---------- The data

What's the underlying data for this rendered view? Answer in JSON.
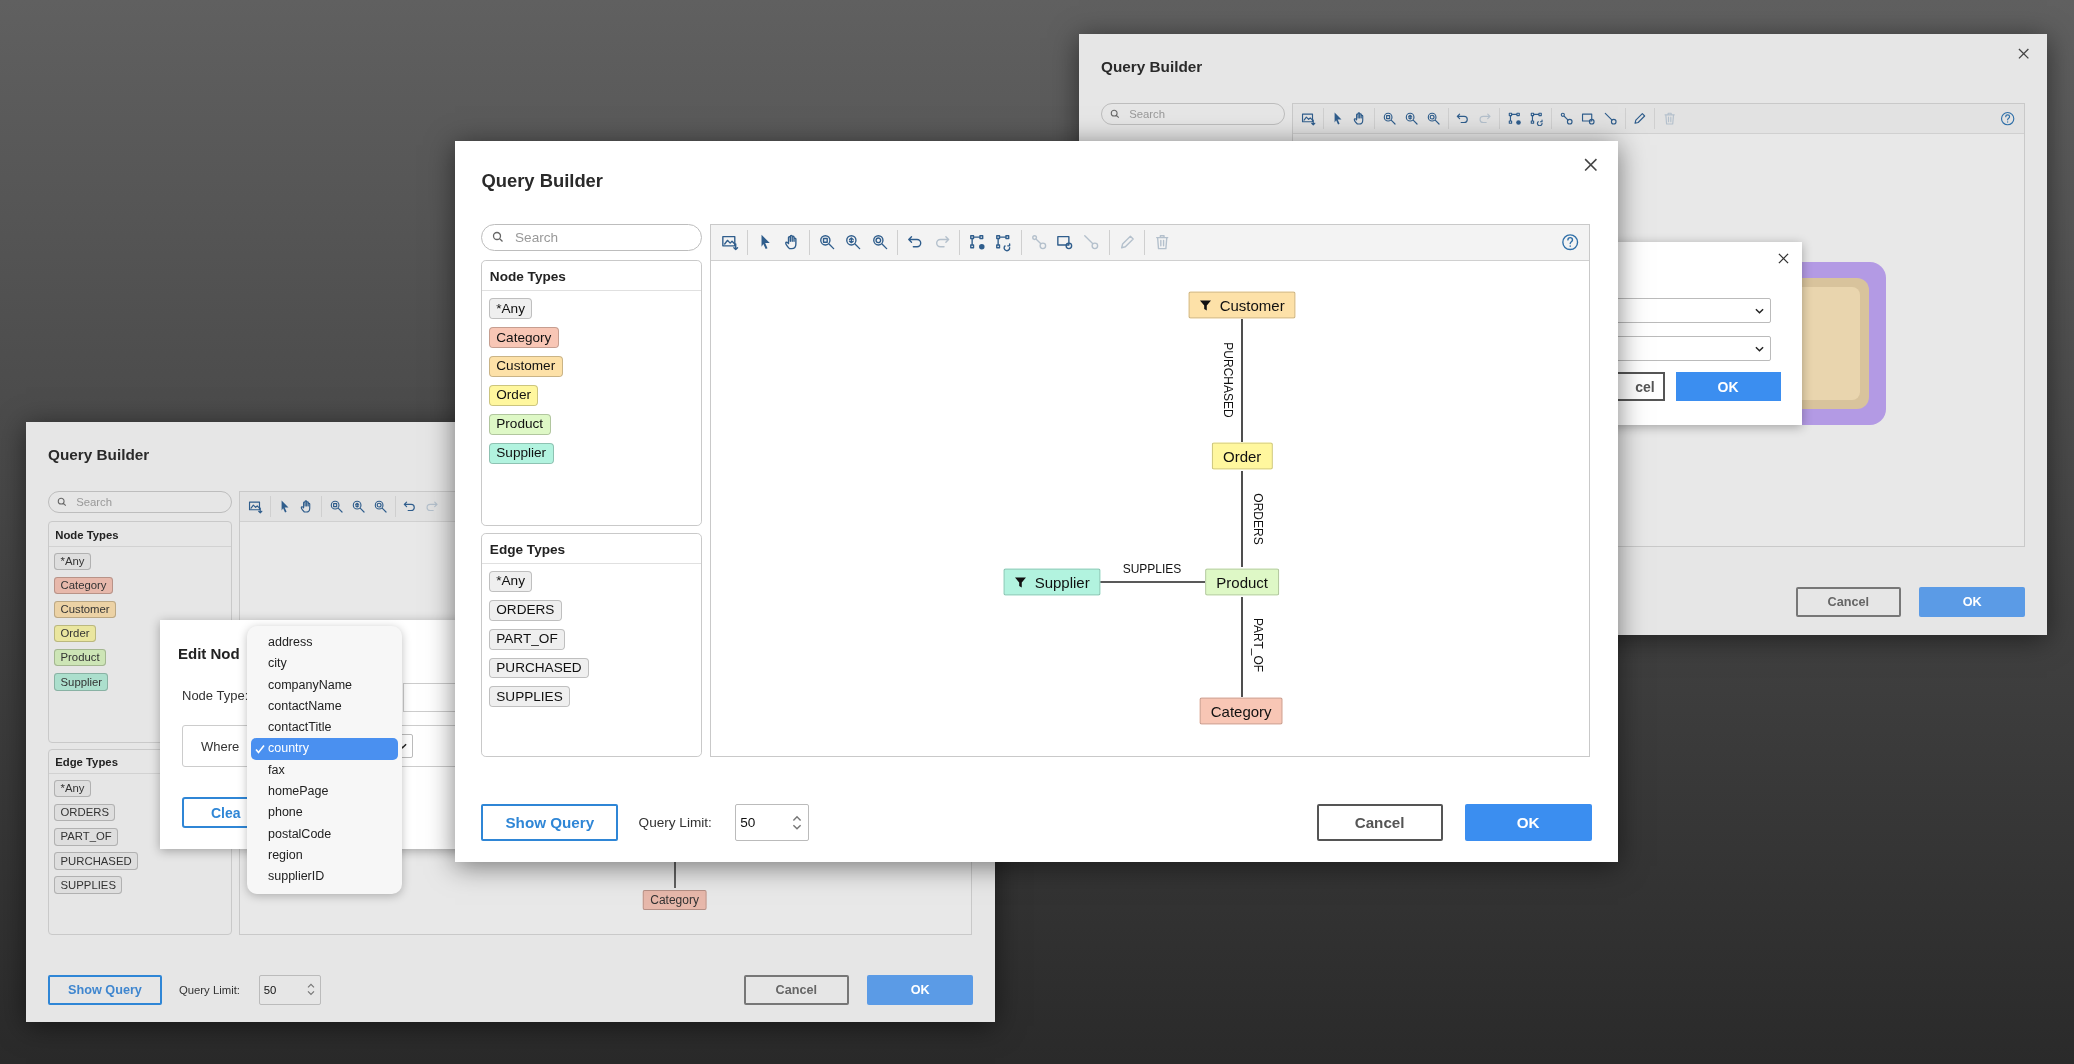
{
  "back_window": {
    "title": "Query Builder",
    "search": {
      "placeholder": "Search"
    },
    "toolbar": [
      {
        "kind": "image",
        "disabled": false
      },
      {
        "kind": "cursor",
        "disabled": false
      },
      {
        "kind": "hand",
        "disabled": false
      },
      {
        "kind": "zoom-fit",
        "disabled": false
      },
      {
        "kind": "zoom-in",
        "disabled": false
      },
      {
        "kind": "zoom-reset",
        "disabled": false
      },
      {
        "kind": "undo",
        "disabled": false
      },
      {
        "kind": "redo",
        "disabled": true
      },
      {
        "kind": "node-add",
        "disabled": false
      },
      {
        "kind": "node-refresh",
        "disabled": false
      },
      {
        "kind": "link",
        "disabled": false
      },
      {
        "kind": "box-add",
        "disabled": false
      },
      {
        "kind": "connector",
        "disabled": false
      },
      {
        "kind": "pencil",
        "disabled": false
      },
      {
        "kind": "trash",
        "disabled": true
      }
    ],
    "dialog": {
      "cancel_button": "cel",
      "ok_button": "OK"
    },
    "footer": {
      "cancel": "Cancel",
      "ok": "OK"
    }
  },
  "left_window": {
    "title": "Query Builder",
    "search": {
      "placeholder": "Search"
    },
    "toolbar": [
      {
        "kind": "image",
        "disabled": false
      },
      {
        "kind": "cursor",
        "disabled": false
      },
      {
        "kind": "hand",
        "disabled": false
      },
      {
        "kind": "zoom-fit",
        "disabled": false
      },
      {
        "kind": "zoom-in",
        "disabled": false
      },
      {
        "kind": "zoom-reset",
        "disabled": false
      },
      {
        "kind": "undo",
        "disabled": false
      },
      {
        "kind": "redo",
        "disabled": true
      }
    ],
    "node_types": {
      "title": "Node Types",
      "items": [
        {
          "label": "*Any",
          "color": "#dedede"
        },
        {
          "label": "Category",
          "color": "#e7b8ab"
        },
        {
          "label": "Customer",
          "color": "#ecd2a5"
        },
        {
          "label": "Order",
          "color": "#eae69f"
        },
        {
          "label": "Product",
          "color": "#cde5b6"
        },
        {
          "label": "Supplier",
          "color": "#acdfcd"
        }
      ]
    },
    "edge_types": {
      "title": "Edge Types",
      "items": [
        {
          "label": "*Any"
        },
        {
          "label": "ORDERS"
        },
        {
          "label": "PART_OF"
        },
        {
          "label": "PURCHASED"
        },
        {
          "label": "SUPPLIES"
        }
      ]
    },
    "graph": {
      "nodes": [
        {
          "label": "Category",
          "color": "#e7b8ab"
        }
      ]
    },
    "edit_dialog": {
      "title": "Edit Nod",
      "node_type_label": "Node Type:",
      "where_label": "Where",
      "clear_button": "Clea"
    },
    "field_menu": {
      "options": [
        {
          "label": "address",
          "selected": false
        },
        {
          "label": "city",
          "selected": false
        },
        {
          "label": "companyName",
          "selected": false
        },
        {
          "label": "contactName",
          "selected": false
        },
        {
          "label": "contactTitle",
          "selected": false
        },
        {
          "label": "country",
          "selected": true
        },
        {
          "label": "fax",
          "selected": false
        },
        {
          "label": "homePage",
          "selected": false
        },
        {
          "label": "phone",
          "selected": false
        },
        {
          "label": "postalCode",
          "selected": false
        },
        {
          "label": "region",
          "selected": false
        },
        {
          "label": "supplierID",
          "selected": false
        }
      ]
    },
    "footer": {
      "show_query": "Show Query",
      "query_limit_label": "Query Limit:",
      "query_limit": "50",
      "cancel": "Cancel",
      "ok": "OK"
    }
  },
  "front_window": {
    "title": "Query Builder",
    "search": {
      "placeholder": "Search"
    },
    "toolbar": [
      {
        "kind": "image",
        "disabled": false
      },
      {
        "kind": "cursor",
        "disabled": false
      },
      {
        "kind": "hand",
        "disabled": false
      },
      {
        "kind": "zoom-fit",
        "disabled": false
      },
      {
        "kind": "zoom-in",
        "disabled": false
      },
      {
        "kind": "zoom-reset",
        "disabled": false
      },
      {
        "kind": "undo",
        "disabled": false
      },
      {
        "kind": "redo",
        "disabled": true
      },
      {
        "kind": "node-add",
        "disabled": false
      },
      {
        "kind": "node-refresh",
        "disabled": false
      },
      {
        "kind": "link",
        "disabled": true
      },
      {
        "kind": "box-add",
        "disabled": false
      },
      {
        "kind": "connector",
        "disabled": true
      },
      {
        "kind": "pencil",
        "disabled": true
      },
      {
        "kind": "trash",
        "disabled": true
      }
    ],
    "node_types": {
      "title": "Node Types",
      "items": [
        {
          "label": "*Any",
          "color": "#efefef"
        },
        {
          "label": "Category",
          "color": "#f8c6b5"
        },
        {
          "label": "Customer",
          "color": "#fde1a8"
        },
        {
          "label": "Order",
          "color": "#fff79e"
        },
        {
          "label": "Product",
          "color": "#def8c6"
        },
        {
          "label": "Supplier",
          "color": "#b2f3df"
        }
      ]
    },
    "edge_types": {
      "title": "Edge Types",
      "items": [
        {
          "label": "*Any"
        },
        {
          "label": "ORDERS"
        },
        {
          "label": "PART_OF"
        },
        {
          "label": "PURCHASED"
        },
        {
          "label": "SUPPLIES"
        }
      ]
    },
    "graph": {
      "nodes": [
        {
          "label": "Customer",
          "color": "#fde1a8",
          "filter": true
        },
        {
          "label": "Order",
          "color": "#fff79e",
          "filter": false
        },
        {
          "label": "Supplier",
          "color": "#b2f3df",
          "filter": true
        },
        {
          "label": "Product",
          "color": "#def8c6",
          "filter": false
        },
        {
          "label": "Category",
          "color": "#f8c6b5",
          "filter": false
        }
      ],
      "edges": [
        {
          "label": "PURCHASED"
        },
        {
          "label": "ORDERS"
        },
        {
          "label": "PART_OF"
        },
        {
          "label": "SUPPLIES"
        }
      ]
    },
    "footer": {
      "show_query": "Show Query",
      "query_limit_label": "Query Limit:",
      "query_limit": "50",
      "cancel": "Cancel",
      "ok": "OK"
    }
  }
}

--------------------

◆ **Set problem**: Reproduce all entries exactly. Pictures do not belong in the copy.

◆ **Written solution**:
What's the underlying data for this rendered view? Answer in JSON.
{
  "back_window": {
    "title": "Query Builder",
    "search": {
      "placeholder": "Search"
    },
    "toolbar": [
      {
        "kind": "image",
        "disabled": false
      },
      {
        "kind": "cursor",
        "disabled": false
      },
      {
        "kind": "hand",
        "disabled": false
      },
      {
        "kind": "zoom-fit",
        "disabled": false
      },
      {
        "kind": "zoom-in",
        "disabled": false
      },
      {
        "kind": "zoom-reset",
        "disabled": false
      },
      {
        "kind": "undo",
        "disabled": false
      },
      {
        "kind": "redo",
        "disabled": true
      },
      {
        "kind": "node-add",
        "disabled": false
      },
      {
        "kind": "node-refresh",
        "disabled": false
      },
      {
        "kind": "link",
        "disabled": false
      },
      {
        "kind": "box-add",
        "disabled": false
      },
      {
        "kind": "connector",
        "disabled": false
      },
      {
        "kind": "pencil",
        "disabled": false
      },
      {
        "kind": "trash",
        "disabled": true
      }
    ],
    "dialog": {
      "cancel_button": "cel",
      "ok_button": "OK"
    },
    "footer": {
      "cancel": "Cancel",
      "ok": "OK"
    }
  },
  "left_window": {
    "title": "Query Builder",
    "search": {
      "placeholder": "Search"
    },
    "toolbar": [
      {
        "kind": "image",
        "disabled": false
      },
      {
        "kind": "cursor",
        "disabled": false
      },
      {
        "kind": "hand",
        "disabled": false
      },
      {
        "kind": "zoom-fit",
        "disabled": false
      },
      {
        "kind": "zoom-in",
        "disabled": false
      },
      {
        "kind": "zoom-reset",
        "disabled": false
      },
      {
        "kind": "undo",
        "disabled": false
      },
      {
        "kind": "redo",
        "disabled": true
      }
    ],
    "node_types": {
      "title": "Node Types",
      "items": [
        {
          "label": "*Any",
          "color": "#dedede"
        },
        {
          "label": "Category",
          "color": "#e7b8ab"
        },
        {
          "label": "Customer",
          "color": "#ecd2a5"
        },
        {
          "label": "Order",
          "color": "#eae69f"
        },
        {
          "label": "Product",
          "color": "#cde5b6"
        },
        {
          "label": "Supplier",
          "color": "#acdfcd"
        }
      ]
    },
    "edge_types": {
      "title": "Edge Types",
      "items": [
        {
          "label": "*Any"
        },
        {
          "label": "ORDERS"
        },
        {
          "label": "PART_OF"
        },
        {
          "label": "PURCHASED"
        },
        {
          "label": "SUPPLIES"
        }
      ]
    },
    "graph": {
      "nodes": [
        {
          "label": "Category",
          "color": "#e7b8ab"
        }
      ]
    },
    "edit_dialog": {
      "title": "Edit Nod",
      "node_type_label": "Node Type:",
      "where_label": "Where",
      "clear_button": "Clea"
    },
    "field_menu": {
      "options": [
        {
          "label": "address",
          "selected": false
        },
        {
          "label": "city",
          "selected": false
        },
        {
          "label": "companyName",
          "selected": false
        },
        {
          "label": "contactName",
          "selected": false
        },
        {
          "label": "contactTitle",
          "selected": false
        },
        {
          "label": "country",
          "selected": true
        },
        {
          "label": "fax",
          "selected": false
        },
        {
          "label": "homePage",
          "selected": false
        },
        {
          "label": "phone",
          "selected": false
        },
        {
          "label": "postalCode",
          "selected": false
        },
        {
          "label": "region",
          "selected": false
        },
        {
          "label": "supplierID",
          "selected": false
        }
      ]
    },
    "footer": {
      "show_query": "Show Query",
      "query_limit_label": "Query Limit:",
      "query_limit": "50",
      "cancel": "Cancel",
      "ok": "OK"
    }
  },
  "front_window": {
    "title": "Query Builder",
    "search": {
      "placeholder": "Search"
    },
    "toolbar": [
      {
        "kind": "image",
        "disabled": false
      },
      {
        "kind": "cursor",
        "disabled": false
      },
      {
        "kind": "hand",
        "disabled": false
      },
      {
        "kind": "zoom-fit",
        "disabled": false
      },
      {
        "kind": "zoom-in",
        "disabled": false
      },
      {
        "kind": "zoom-reset",
        "disabled": false
      },
      {
        "kind": "undo",
        "disabled": false
      },
      {
        "kind": "redo",
        "disabled": true
      },
      {
        "kind": "node-add",
        "disabled": false
      },
      {
        "kind": "node-refresh",
        "disabled": false
      },
      {
        "kind": "link",
        "disabled": true
      },
      {
        "kind": "box-add",
        "disabled": false
      },
      {
        "kind": "connector",
        "disabled": true
      },
      {
        "kind": "pencil",
        "disabled": true
      },
      {
        "kind": "trash",
        "disabled": true
      }
    ],
    "node_types": {
      "title": "Node Types",
      "items": [
        {
          "label": "*Any",
          "color": "#efefef"
        },
        {
          "label": "Category",
          "color": "#f8c6b5"
        },
        {
          "label": "Customer",
          "color": "#fde1a8"
        },
        {
          "label": "Order",
          "color": "#fff79e"
        },
        {
          "label": "Product",
          "color": "#def8c6"
        },
        {
          "label": "Supplier",
          "color": "#b2f3df"
        }
      ]
    },
    "edge_types": {
      "title": "Edge Types",
      "items": [
        {
          "label": "*Any"
        },
        {
          "label": "ORDERS"
        },
        {
          "label": "PART_OF"
        },
        {
          "label": "PURCHASED"
        },
        {
          "label": "SUPPLIES"
        }
      ]
    },
    "graph": {
      "nodes": [
        {
          "label": "Customer",
          "color": "#fde1a8",
          "filter": true
        },
        {
          "label": "Order",
          "color": "#fff79e",
          "filter": false
        },
        {
          "label": "Supplier",
          "color": "#b2f3df",
          "filter": true
        },
        {
          "label": "Product",
          "color": "#def8c6",
          "filter": false
        },
        {
          "label": "Category",
          "color": "#f8c6b5",
          "filter": false
        }
      ],
      "edges": [
        {
          "label": "PURCHASED"
        },
        {
          "label": "ORDERS"
        },
        {
          "label": "PART_OF"
        },
        {
          "label": "SUPPLIES"
        }
      ]
    },
    "footer": {
      "show_query": "Show Query",
      "query_limit_label": "Query Limit:",
      "query_limit": "50",
      "cancel": "Cancel",
      "ok": "OK"
    }
  }
}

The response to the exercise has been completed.